:: Set task ::
Wherever the string "ylabel" appears in a line, extract that line.

:: Data provided ::
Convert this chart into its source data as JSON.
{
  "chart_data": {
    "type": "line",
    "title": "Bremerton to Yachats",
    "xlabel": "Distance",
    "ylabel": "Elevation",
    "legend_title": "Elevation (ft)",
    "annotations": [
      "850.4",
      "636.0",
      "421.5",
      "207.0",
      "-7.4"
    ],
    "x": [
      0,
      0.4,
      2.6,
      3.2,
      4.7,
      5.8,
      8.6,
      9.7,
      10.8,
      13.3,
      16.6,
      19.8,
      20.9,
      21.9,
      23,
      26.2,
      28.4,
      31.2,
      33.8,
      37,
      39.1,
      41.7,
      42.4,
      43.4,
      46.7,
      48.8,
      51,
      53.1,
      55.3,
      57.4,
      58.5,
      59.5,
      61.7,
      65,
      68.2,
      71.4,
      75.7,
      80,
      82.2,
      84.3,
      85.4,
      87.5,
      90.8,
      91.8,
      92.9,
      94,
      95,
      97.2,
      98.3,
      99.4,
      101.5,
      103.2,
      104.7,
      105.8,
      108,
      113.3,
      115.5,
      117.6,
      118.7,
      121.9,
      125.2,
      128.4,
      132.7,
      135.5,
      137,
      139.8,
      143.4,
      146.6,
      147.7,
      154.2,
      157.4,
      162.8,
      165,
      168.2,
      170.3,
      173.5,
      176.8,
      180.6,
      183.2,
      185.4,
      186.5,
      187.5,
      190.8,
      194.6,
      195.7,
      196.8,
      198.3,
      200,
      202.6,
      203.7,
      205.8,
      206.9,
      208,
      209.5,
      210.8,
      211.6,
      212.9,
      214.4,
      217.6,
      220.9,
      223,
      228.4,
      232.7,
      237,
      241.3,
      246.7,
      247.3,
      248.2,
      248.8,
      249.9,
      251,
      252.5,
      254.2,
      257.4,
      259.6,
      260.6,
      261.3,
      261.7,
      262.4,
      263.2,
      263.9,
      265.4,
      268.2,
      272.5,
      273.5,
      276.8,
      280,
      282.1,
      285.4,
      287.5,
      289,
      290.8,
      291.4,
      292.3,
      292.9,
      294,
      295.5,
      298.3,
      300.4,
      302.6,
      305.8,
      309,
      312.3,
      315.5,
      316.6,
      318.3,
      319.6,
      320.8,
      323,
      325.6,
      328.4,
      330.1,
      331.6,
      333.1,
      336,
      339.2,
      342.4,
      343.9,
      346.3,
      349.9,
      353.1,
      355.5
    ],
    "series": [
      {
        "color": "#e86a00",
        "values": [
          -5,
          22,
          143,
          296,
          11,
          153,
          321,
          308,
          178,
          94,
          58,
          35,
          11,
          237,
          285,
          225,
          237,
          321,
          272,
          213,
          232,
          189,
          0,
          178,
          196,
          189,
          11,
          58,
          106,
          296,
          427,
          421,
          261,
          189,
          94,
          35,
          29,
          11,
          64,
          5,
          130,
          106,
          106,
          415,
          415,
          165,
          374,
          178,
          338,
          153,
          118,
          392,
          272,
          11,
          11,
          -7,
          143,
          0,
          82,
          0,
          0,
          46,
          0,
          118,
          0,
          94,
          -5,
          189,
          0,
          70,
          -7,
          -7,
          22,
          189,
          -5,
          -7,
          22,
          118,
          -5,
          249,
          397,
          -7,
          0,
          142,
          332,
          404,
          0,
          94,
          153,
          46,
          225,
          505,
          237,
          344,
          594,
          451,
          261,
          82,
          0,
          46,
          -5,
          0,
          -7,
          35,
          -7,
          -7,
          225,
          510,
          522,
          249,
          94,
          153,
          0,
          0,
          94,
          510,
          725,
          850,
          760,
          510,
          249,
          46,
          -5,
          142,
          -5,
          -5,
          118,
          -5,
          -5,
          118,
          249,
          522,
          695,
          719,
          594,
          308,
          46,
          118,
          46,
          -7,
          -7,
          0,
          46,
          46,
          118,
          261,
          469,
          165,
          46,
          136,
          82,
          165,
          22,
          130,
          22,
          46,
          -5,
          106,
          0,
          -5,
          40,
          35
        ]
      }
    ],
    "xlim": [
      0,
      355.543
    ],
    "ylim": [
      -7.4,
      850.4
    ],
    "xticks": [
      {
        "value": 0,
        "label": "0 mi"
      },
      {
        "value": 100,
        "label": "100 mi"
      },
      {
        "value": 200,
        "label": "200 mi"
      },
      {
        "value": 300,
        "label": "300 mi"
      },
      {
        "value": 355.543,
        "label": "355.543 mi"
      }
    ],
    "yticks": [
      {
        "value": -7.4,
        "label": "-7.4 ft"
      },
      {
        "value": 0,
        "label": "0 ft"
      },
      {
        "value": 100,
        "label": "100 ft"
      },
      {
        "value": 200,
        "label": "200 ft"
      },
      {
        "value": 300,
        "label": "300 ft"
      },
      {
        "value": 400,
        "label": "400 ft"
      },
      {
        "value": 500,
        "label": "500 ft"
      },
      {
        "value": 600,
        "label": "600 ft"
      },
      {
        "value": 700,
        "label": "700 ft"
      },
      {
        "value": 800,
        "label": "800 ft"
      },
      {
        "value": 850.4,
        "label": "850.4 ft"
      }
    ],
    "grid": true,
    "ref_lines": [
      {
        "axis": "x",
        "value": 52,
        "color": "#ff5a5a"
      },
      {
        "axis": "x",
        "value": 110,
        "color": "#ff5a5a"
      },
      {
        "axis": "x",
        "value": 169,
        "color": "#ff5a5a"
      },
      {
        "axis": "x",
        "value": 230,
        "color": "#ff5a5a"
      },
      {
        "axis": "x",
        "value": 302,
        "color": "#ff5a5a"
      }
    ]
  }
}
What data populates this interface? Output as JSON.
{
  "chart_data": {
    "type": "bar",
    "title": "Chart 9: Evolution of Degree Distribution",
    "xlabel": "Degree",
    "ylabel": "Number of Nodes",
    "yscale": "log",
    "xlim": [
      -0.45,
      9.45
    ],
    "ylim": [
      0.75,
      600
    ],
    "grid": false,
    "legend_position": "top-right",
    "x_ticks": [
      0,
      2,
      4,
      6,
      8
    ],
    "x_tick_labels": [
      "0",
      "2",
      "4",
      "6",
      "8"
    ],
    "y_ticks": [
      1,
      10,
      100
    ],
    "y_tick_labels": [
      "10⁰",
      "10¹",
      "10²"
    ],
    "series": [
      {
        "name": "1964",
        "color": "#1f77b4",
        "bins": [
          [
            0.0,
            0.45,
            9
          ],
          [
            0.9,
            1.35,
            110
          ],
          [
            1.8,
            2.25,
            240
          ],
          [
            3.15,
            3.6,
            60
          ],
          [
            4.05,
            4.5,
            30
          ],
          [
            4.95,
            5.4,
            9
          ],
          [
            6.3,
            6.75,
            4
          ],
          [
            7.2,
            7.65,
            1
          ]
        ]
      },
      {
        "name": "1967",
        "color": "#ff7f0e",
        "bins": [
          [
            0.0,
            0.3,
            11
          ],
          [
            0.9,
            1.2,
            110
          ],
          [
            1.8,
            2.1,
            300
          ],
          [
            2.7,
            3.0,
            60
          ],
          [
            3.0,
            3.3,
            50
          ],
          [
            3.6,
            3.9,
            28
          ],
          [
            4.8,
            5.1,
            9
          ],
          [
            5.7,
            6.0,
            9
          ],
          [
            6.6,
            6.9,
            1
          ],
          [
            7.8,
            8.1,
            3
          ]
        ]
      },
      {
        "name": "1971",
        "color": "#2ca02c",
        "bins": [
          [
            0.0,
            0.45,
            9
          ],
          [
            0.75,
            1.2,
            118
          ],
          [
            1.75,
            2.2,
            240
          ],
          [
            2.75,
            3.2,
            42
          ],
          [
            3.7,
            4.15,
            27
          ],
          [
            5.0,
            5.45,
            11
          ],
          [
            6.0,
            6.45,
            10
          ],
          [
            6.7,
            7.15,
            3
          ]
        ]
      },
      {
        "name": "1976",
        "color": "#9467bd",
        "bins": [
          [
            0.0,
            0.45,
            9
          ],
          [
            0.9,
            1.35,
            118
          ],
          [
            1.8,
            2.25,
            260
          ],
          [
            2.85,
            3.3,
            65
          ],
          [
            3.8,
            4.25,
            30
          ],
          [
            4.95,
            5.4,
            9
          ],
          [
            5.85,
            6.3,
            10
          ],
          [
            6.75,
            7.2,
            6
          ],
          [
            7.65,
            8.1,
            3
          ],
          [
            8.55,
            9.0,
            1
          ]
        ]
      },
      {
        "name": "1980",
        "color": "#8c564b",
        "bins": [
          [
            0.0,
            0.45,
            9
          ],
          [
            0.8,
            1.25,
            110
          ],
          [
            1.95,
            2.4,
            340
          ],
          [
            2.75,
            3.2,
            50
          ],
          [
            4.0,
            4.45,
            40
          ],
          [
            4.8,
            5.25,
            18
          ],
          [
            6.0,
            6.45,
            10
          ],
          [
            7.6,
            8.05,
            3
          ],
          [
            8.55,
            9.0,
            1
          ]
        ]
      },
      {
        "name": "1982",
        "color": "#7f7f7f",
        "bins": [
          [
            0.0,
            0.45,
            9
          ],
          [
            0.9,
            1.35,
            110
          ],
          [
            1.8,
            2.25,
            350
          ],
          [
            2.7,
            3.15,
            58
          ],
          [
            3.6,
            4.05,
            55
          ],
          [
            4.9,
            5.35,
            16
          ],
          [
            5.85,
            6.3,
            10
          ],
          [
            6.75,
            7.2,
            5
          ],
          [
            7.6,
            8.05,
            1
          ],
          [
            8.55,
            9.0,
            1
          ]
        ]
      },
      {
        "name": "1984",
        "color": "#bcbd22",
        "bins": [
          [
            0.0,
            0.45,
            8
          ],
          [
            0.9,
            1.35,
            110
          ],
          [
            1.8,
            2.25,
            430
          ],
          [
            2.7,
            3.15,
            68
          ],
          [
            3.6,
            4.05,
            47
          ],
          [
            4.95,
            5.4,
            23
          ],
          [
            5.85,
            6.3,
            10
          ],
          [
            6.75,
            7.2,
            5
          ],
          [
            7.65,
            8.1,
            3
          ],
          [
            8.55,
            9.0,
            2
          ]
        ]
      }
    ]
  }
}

:: Result below ::
    "ylabel": "Elevation",
    "ylabel": "Number of Nodes",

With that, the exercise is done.